EXERCISE TASK: Transcribe the records below in full; pictures stay out of the copy.
···
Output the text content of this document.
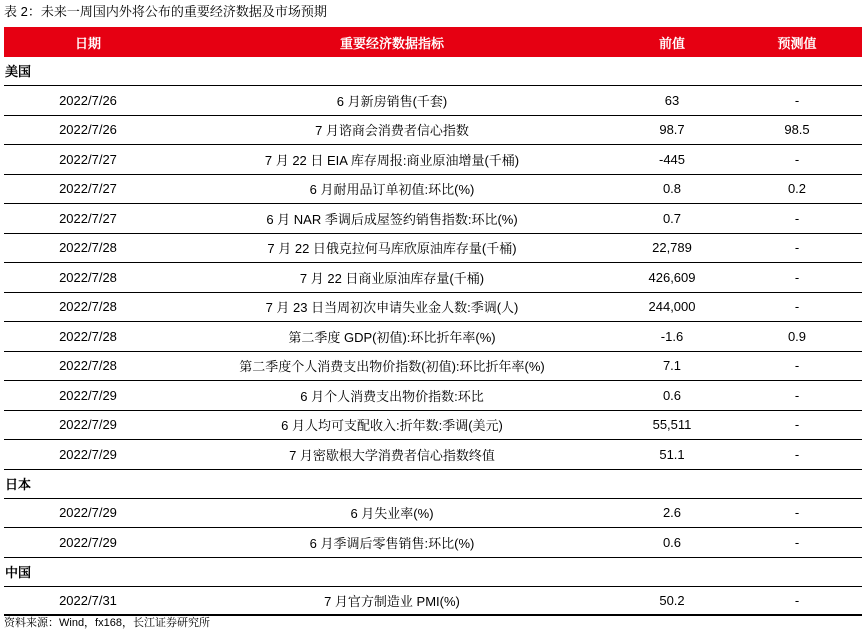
表 2：未来一周国内外将公布的重要经济数据及市场预期
日期	重要经济数据指标	前值	预测值
美国
2022/7/26	6 月新房销售(千套)	63	-
2022/7/26	7 月谘商会消费者信心指数	98.7	98.5
2022/7/27	7 月 22 日 EIA 库存周报:商业原油增量(千桶)	-445	-
2022/7/27	6 月耐用品订单初值:环比(%)	0.8	0.2
2022/7/27	6 月 NAR 季调后成屋签约销售指数:环比(%)	0.7	-
2022/7/28	7 月 22 日俄克拉何马库欣原油库存量(千桶)	22,789	-
2022/7/28	7 月 22 日商业原油库存量(千桶)	426,609	-
2022/7/28	7 月 23 日当周初次申请失业金人数:季调(人)	244,000	-
2022/7/28	第二季度 GDP(初值):环比折年率(%)	-1.6	0.9
2022/7/28	第二季度个人消费支出物价指数(初值):环比折年率(%)	7.1	-
2022/7/29	6 月个人消费支出物价指数:环比	0.6	-
2022/7/29	6 月人均可支配收入:折年数:季调(美元)	55,511	-
2022/7/29	7 月密歇根大学消费者信心指数终值	51.1	-
日本
2022/7/29	6 月失业率(%)	2.6	-
2022/7/29	6 月季调后零售销售:环比(%)	0.6	-
中国
2022/7/31	7 月官方制造业 PMI(%)	50.2	-
资料来源：Wind，fx168，长江证券研究所
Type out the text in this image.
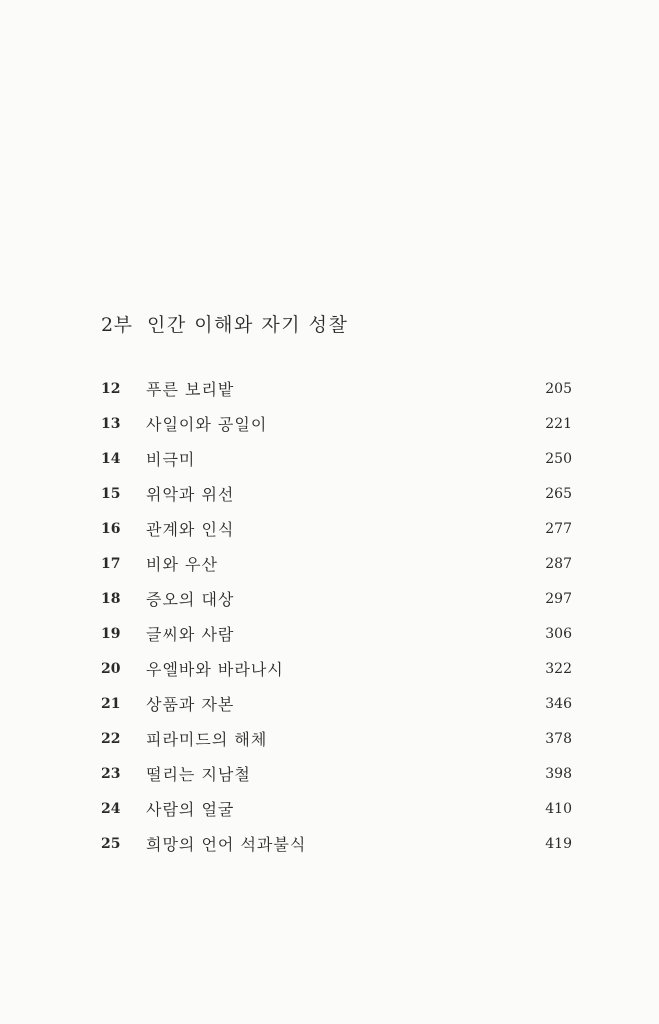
2부 인간 이해와 자기 성찰
12	푸른 보리밭	205
13	사일이와 공일이	221
14	비극미	250
15	위악과 위선	265
16	관계와 인식	277
17	비와 우산	287
18	증오의 대상	297
19	글씨와 사람	306
20	우엘바와 바라나시	322
21	상품과 자본	346
22	피라미드의 해체	378
23	떨리는 지남철	398
24	사람의 얼굴	410
25	희망의 언어 석과불식	419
···
PROBLEM SOLUTION:
Output the text content of this document.
表 2：未来一周国内外将公布的重要经济数据及市场预期
日期	重要经济数据指标	前值	预测值
美国
2022/7/26	6 月新房销售(千套)	63	-
2022/7/26	7 月谘商会消费者信心指数	98.7	98.5
2022/7/27	7 月 22 日 EIA 库存周报:商业原油增量(千桶)	-445	-
2022/7/27	6 月耐用品订单初值:环比(%)	0.8	0.2
2022/7/27	6 月 NAR 季调后成屋签约销售指数:环比(%)	0.7	-
2022/7/28	7 月 22 日俄克拉何马库欣原油库存量(千桶)	22,789	-
2022/7/28	7 月 22 日商业原油库存量(千桶)	426,609	-
2022/7/28	7 月 23 日当周初次申请失业金人数:季调(人)	244,000	-
2022/7/28	第二季度 GDP(初值):环比折年率(%)	-1.6	0.9
2022/7/28	第二季度个人消费支出物价指数(初值):环比折年率(%)	7.1	-
2022/7/29	6 月个人消费支出物价指数:环比	0.6	-
2022/7/29	6 月人均可支配收入:折年数:季调(美元)	55,511	-
2022/7/29	7 月密歇根大学消费者信心指数终值	51.1	-
日本
2022/7/29	6 月失业率(%)	2.6	-
2022/7/29	6 月季调后零售销售:环比(%)	0.6	-
中国
2022/7/31	7 月官方制造业 PMI(%)	50.2	-
资料来源：Wind，fx168，长江证券研究所
Type out the text in this image.
2부 인간 이해와 자기 성찰
12	푸른 보리밭	205
13	사일이와 공일이	221
14	비극미	250
15	위악과 위선	265
16	관계와 인식	277
17	비와 우산	287
18	증오의 대상	297
19	글씨와 사람	306
20	우엘바와 바라나시	322
21	상품과 자본	346
22	피라미드의 해체	378
23	떨리는 지남철	398
24	사람의 얼굴	410
25	희망의 언어 석과불식	419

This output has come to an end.